> **TASK PROMPT**: Restate the whole of the material. Keep every word, and drop the pictures.

## Begin

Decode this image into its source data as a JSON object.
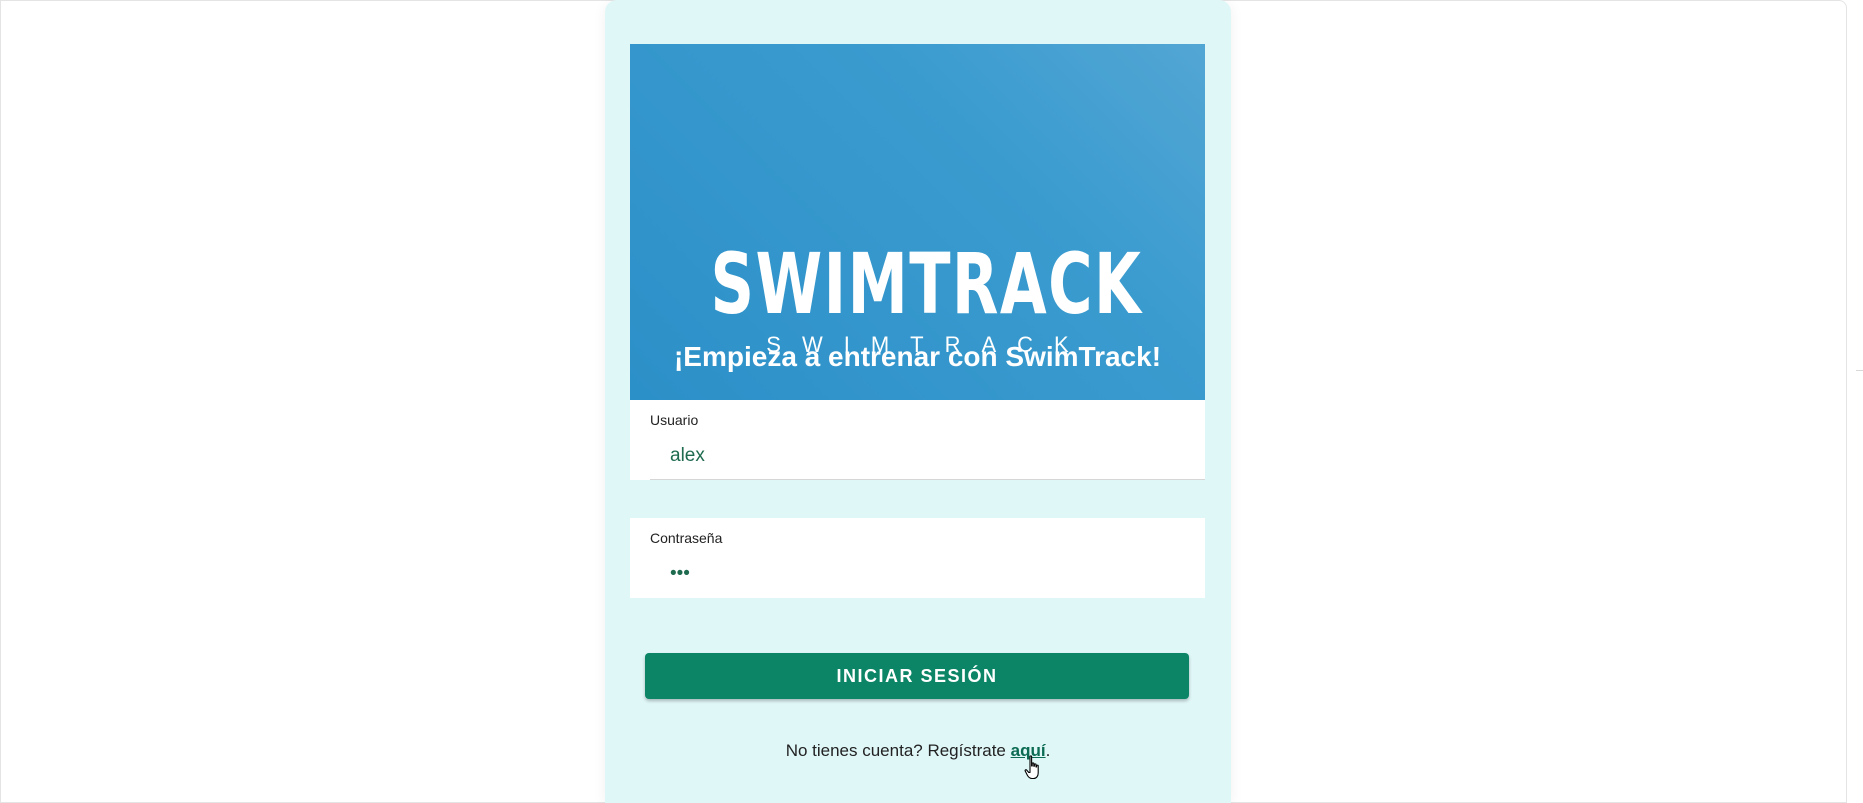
{
  "brand": {
    "logo_main": "SWIMTRACK",
    "logo_sub": "SWIMTRACK",
    "tagline": "¡Empieza a entrenar con SwimTrack!"
  },
  "form": {
    "username": {
      "label": "Usuario",
      "value": "alex"
    },
    "password": {
      "label": "Contraseña",
      "value": "•••"
    },
    "submit_label": "INICIAR SESIÓN"
  },
  "register": {
    "prefix": "No tienes cuenta? Regístrate ",
    "link_text": "aquí",
    "suffix": "."
  },
  "colors": {
    "card_background": "#e0f7f8",
    "hero_blue": "#2c90c8",
    "button_green": "#0b8566",
    "input_text": "#1f6b4f"
  },
  "icons": {
    "cursor": "hand-pointer-icon"
  }
}
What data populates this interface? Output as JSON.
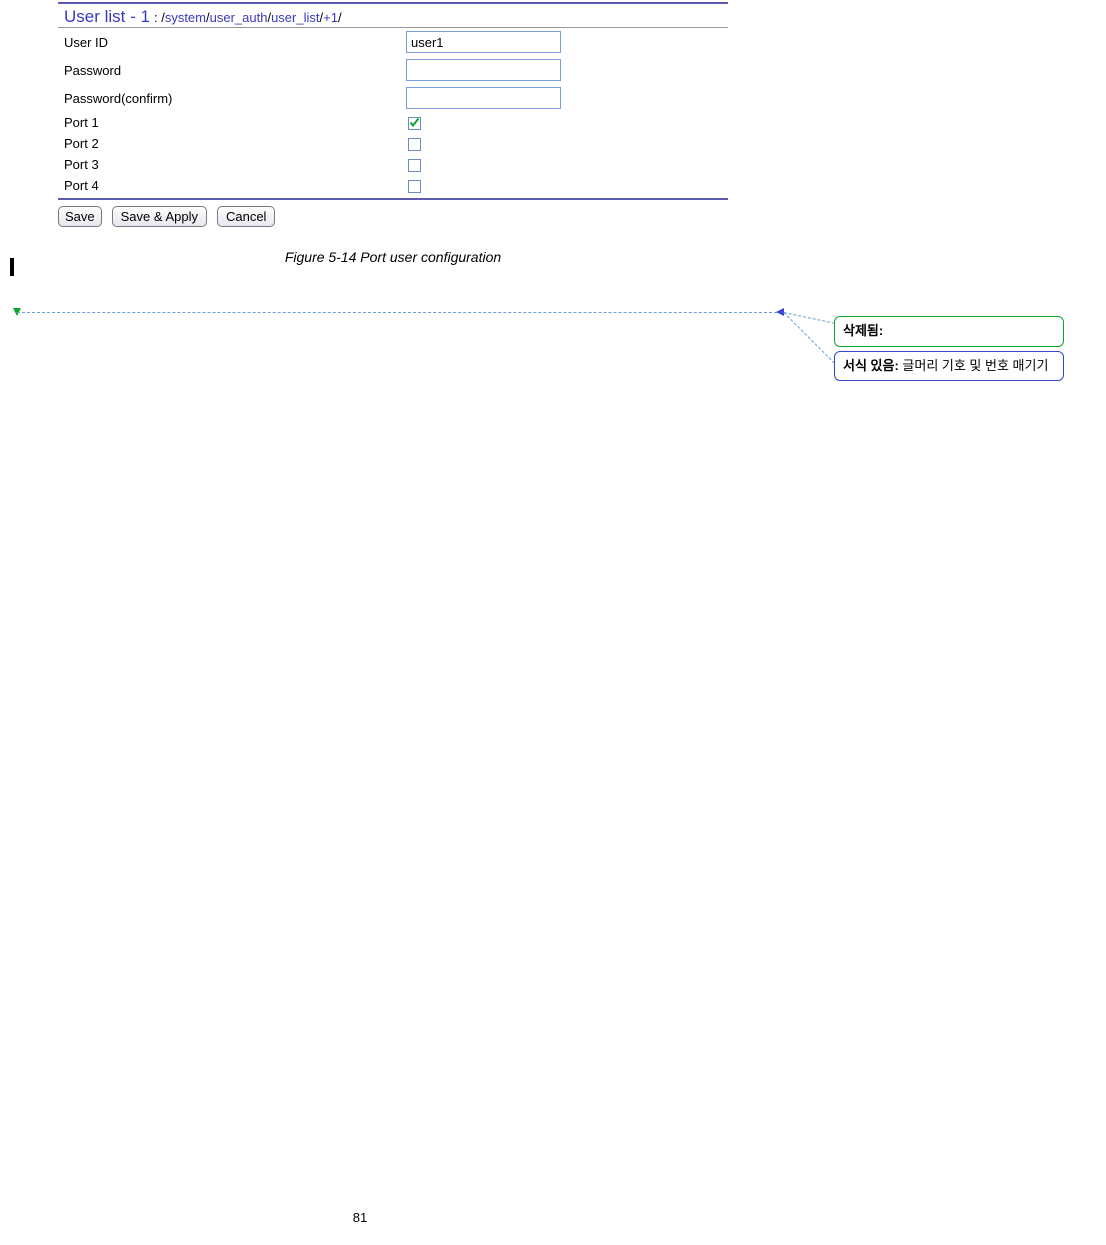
{
  "panel": {
    "title": "User list - 1",
    "breadcrumb_prefix": " : /",
    "breadcrumb_parts": [
      "system",
      "user_auth",
      "user_list",
      "+1"
    ],
    "fields": {
      "user_id": {
        "label": "User ID",
        "value": "user1"
      },
      "password": {
        "label": "Password",
        "value": ""
      },
      "password_confirm": {
        "label": "Password(confirm)",
        "value": ""
      },
      "port1": {
        "label": "Port 1",
        "checked": true
      },
      "port2": {
        "label": "Port 2",
        "checked": false
      },
      "port3": {
        "label": "Port 3",
        "checked": false
      },
      "port4": {
        "label": "Port 4",
        "checked": false
      }
    },
    "buttons": {
      "save": "Save",
      "save_apply": "Save & Apply",
      "cancel": "Cancel"
    }
  },
  "figure_caption": "Figure 5-14 Port user configuration",
  "comments": {
    "deleted_label": "삭제됨:",
    "deleted_text": " ",
    "format_label": "서식 있음:",
    "format_text": " 글머리 기호 및 번호 매기기"
  },
  "page_number": "81"
}
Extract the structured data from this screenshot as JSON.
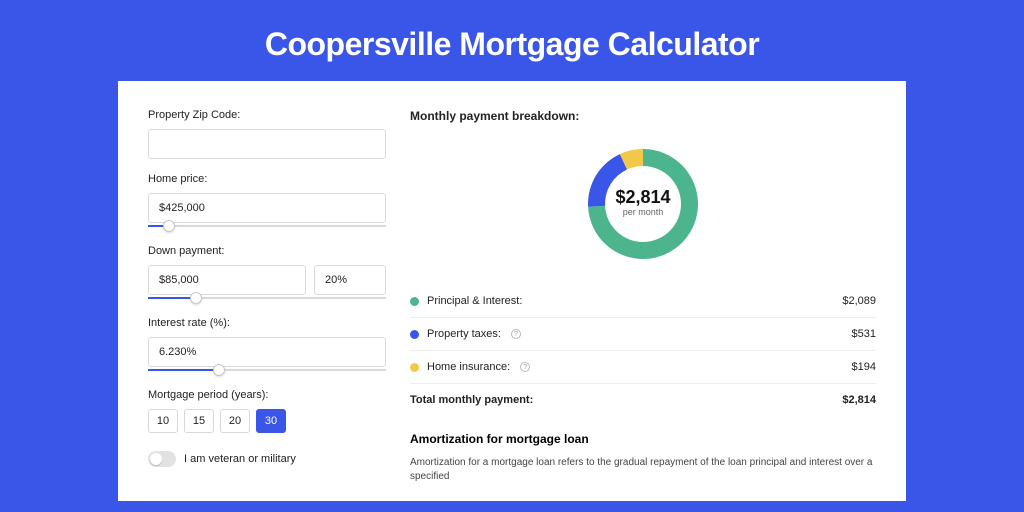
{
  "title": "Coopersville Mortgage Calculator",
  "form": {
    "zip_label": "Property Zip Code:",
    "zip_value": "",
    "home_price_label": "Home price:",
    "home_price_value": "$425,000",
    "home_price_slider_pct": 9,
    "down_payment_label": "Down payment:",
    "down_payment_value": "$85,000",
    "down_payment_pct_value": "20%",
    "down_payment_slider_pct": 20,
    "interest_label": "Interest rate (%):",
    "interest_value": "6.230%",
    "interest_slider_pct": 30,
    "period_label": "Mortgage period (years):",
    "periods": [
      "10",
      "15",
      "20",
      "30"
    ],
    "period_selected": "30",
    "veteran_label": "I am veteran or military",
    "veteran_on": false
  },
  "breakdown": {
    "title": "Monthly payment breakdown:",
    "center_amount": "$2,814",
    "center_sub": "per month",
    "items": [
      {
        "label": "Principal & Interest:",
        "value": "$2,089",
        "color": "#4cb58e",
        "help": false,
        "num": 2089
      },
      {
        "label": "Property taxes:",
        "value": "$531",
        "color": "#3a56e8",
        "help": true,
        "num": 531
      },
      {
        "label": "Home insurance:",
        "value": "$194",
        "color": "#f2c84b",
        "help": true,
        "num": 194
      }
    ],
    "total_label": "Total monthly payment:",
    "total_value": "$2,814"
  },
  "amortization": {
    "title": "Amortization for mortgage loan",
    "text": "Amortization for a mortgage loan refers to the gradual repayment of the loan principal and interest over a specified"
  },
  "chart_data": {
    "type": "pie",
    "title": "Monthly payment breakdown",
    "series": [
      {
        "name": "Principal & Interest",
        "value": 2089,
        "color": "#4cb58e"
      },
      {
        "name": "Property taxes",
        "value": 531,
        "color": "#3a56e8"
      },
      {
        "name": "Home insurance",
        "value": 194,
        "color": "#f2c84b"
      }
    ],
    "total": 2814,
    "center_label": "$2,814 per month",
    "donut": true
  }
}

## End

> **THE COMPLETED TASK**:
Decode this image into its source data as a JSON object.
{
  "brand": {
    "logo_main": "SWIMTRACK",
    "logo_sub": "SWIMTRACK",
    "tagline": "¡Empieza a entrenar con SwimTrack!"
  },
  "form": {
    "username": {
      "label": "Usuario",
      "value": "alex"
    },
    "password": {
      "label": "Contraseña",
      "value": "•••"
    },
    "submit_label": "INICIAR SESIÓN"
  },
  "register": {
    "prefix": "No tienes cuenta? Regístrate ",
    "link_text": "aquí",
    "suffix": "."
  },
  "colors": {
    "card_background": "#e0f7f8",
    "hero_blue": "#2c90c8",
    "button_green": "#0b8566",
    "input_text": "#1f6b4f"
  },
  "icons": {
    "cursor": "hand-pointer-icon"
  }
}
What data populates this interface? Output as JSON.
{
  "panel": {
    "title": "User list - 1",
    "breadcrumb_prefix": " : /",
    "breadcrumb_parts": [
      "system",
      "user_auth",
      "user_list",
      "+1"
    ],
    "fields": {
      "user_id": {
        "label": "User ID",
        "value": "user1"
      },
      "password": {
        "label": "Password",
        "value": ""
      },
      "password_confirm": {
        "label": "Password(confirm)",
        "value": ""
      },
      "port1": {
        "label": "Port 1",
        "checked": true
      },
      "port2": {
        "label": "Port 2",
        "checked": false
      },
      "port3": {
        "label": "Port 3",
        "checked": false
      },
      "port4": {
        "label": "Port 4",
        "checked": false
      }
    },
    "buttons": {
      "save": "Save",
      "save_apply": "Save & Apply",
      "cancel": "Cancel"
    }
  },
  "figure_caption": "Figure 5-14 Port user configuration",
  "comments": {
    "deleted_label": "삭제됨:",
    "deleted_text": " ",
    "format_label": "서식 있음:",
    "format_text": " 글머리 기호 및 번호 매기기"
  },
  "page_number": "81"
}
Extract the structured data from this screenshot as JSON.
{
  "title": "Coopersville Mortgage Calculator",
  "form": {
    "zip_label": "Property Zip Code:",
    "zip_value": "",
    "home_price_label": "Home price:",
    "home_price_value": "$425,000",
    "home_price_slider_pct": 9,
    "down_payment_label": "Down payment:",
    "down_payment_value": "$85,000",
    "down_payment_pct_value": "20%",
    "down_payment_slider_pct": 20,
    "interest_label": "Interest rate (%):",
    "interest_value": "6.230%",
    "interest_slider_pct": 30,
    "period_label": "Mortgage period (years):",
    "periods": [
      "10",
      "15",
      "20",
      "30"
    ],
    "period_selected": "30",
    "veteran_label": "I am veteran or military",
    "veteran_on": false
  },
  "breakdown": {
    "title": "Monthly payment breakdown:",
    "center_amount": "$2,814",
    "center_sub": "per month",
    "items": [
      {
        "label": "Principal & Interest:",
        "value": "$2,089",
        "color": "#4cb58e",
        "help": false,
        "num": 2089
      },
      {
        "label": "Property taxes:",
        "value": "$531",
        "color": "#3a56e8",
        "help": true,
        "num": 531
      },
      {
        "label": "Home insurance:",
        "value": "$194",
        "color": "#f2c84b",
        "help": true,
        "num": 194
      }
    ],
    "total_label": "Total monthly payment:",
    "total_value": "$2,814"
  },
  "amortization": {
    "title": "Amortization for mortgage loan",
    "text": "Amortization for a mortgage loan refers to the gradual repayment of the loan principal and interest over a specified"
  },
  "chart_data": {
    "type": "pie",
    "title": "Monthly payment breakdown",
    "series": [
      {
        "name": "Principal & Interest",
        "value": 2089,
        "color": "#4cb58e"
      },
      {
        "name": "Property taxes",
        "value": 531,
        "color": "#3a56e8"
      },
      {
        "name": "Home insurance",
        "value": 194,
        "color": "#f2c84b"
      }
    ],
    "total": 2814,
    "center_label": "$2,814 per month",
    "donut": true
  }
}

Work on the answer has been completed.